_What you have to do_.
List every line of the material below that contains the string "area", copying each line in full.

_Material for the task_.
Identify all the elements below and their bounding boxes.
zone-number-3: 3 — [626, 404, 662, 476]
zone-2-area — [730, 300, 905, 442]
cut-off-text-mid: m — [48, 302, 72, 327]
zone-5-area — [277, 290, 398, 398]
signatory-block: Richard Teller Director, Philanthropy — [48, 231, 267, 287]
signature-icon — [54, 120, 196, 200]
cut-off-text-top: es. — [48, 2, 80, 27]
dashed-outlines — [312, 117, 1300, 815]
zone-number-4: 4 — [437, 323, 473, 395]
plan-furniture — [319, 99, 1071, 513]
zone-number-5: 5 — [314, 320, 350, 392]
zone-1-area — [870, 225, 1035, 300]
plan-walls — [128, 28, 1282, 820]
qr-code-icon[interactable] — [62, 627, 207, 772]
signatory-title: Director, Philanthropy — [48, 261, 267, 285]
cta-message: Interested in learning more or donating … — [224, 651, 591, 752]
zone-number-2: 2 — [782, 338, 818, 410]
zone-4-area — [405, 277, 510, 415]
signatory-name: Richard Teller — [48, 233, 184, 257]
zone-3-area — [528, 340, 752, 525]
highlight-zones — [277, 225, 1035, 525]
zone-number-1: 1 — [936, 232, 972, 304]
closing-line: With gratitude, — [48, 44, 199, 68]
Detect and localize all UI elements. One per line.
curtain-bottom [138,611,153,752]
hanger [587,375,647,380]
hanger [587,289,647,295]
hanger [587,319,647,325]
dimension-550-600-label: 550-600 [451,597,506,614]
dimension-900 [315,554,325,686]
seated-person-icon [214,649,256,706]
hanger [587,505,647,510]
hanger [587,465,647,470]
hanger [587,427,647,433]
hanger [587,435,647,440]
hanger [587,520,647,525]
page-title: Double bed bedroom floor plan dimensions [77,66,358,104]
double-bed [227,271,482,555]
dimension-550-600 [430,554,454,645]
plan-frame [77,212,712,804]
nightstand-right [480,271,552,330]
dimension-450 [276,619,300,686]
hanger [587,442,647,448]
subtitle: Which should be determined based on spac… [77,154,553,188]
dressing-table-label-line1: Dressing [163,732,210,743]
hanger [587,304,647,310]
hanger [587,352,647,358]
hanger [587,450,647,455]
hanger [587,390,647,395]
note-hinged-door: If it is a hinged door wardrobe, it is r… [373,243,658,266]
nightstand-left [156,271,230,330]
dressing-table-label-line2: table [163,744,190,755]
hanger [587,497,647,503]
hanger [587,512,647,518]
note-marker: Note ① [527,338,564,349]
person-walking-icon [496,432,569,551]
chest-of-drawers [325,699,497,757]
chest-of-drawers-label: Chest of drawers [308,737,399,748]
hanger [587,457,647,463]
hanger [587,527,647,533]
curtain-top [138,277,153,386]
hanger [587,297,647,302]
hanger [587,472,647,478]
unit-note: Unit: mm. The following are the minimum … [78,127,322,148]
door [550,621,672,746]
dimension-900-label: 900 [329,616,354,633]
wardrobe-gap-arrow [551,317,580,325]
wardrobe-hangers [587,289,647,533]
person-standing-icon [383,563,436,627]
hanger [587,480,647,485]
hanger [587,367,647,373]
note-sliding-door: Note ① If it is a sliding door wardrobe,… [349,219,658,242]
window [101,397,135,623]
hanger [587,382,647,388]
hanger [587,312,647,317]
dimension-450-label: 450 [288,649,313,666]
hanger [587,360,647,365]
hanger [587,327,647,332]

_The output_.
zone-2-area — [730, 300, 905, 442]
zone-5-area — [277, 290, 398, 398]
zone-1-area — [870, 225, 1035, 300]
zone-4-area — [405, 277, 510, 415]
zone-3-area — [528, 340, 752, 525]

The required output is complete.